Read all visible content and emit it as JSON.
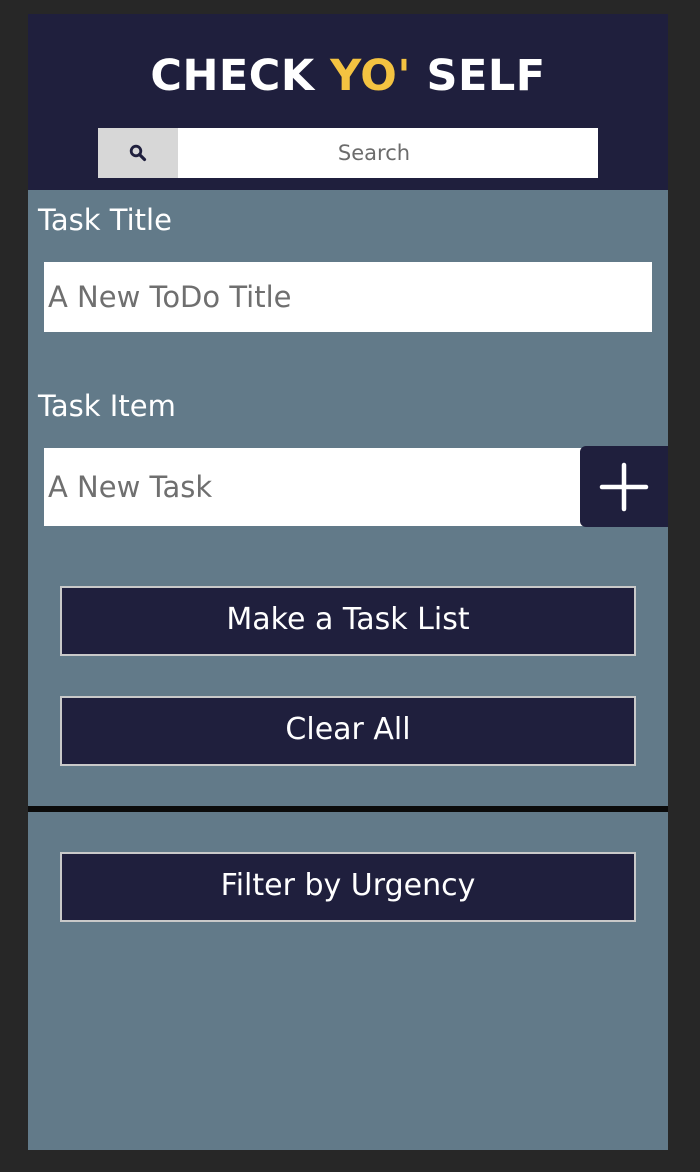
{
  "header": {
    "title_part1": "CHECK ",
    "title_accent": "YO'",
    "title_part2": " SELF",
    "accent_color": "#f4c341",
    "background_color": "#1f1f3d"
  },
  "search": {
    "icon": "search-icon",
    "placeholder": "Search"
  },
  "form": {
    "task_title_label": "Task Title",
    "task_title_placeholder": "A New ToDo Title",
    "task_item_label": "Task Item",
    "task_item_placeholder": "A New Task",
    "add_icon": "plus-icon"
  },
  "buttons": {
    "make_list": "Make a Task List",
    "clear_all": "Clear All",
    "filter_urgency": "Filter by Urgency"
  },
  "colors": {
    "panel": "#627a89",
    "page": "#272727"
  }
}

________

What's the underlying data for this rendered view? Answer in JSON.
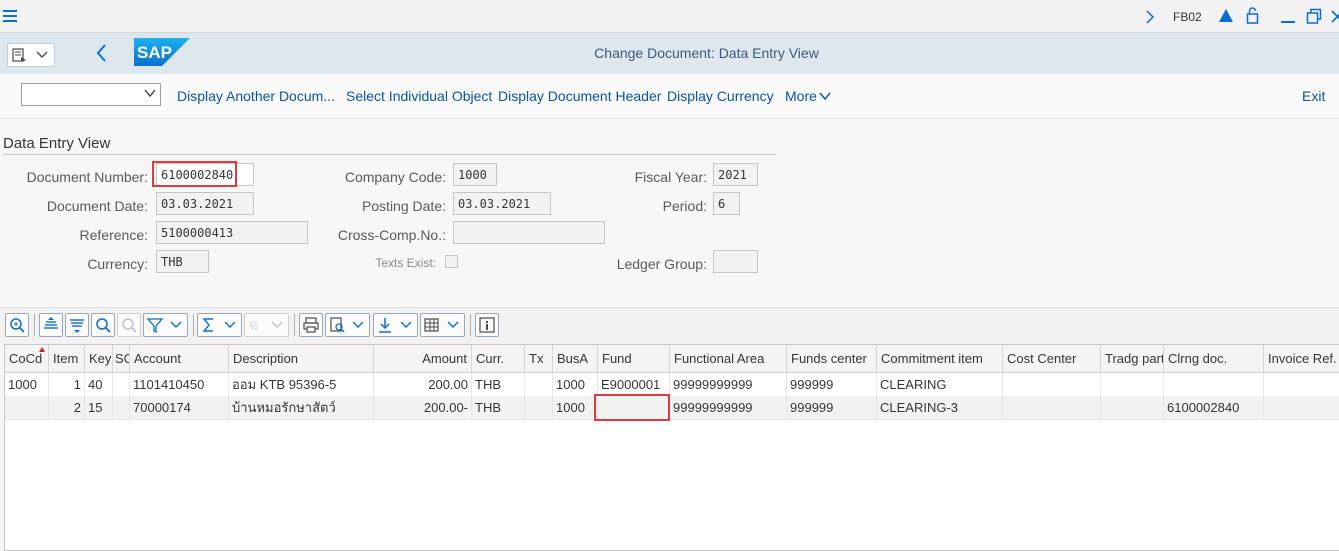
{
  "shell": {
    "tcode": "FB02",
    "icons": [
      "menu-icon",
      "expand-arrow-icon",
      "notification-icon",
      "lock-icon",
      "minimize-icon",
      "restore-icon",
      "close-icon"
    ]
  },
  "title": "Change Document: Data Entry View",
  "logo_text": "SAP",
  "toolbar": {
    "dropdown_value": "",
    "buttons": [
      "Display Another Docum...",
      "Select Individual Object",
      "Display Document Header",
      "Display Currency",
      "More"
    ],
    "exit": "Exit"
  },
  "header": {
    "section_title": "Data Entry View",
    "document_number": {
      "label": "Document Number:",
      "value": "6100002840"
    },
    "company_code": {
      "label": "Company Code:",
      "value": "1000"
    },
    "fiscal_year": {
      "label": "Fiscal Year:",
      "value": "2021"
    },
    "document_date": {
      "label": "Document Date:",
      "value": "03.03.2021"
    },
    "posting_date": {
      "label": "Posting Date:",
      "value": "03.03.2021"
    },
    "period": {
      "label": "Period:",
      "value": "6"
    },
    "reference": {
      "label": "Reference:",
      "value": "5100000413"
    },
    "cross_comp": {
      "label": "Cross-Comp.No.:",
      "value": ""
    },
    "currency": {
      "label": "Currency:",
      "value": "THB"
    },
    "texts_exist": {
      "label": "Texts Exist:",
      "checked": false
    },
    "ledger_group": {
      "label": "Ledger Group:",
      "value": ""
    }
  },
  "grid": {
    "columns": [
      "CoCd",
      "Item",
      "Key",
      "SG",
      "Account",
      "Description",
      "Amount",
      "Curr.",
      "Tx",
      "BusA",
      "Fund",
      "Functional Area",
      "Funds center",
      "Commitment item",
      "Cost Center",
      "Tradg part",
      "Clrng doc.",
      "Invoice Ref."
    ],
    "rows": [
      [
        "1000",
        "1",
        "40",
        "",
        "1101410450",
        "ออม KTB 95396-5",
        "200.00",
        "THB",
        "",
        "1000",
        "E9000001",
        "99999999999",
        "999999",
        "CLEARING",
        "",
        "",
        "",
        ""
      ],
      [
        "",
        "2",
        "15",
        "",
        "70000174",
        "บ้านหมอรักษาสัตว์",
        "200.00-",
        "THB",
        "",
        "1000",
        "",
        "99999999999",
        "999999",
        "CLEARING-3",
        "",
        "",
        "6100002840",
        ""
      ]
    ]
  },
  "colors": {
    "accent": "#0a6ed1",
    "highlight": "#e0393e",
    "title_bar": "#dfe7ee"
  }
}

________

• **DIRECTION**: Which lines above contain "JSON"? Show each of them.

• **RESULT BELOW**:
Read all visible content and emit it as JSON.
What's the underlying data for this rendered view? Answer in JSON.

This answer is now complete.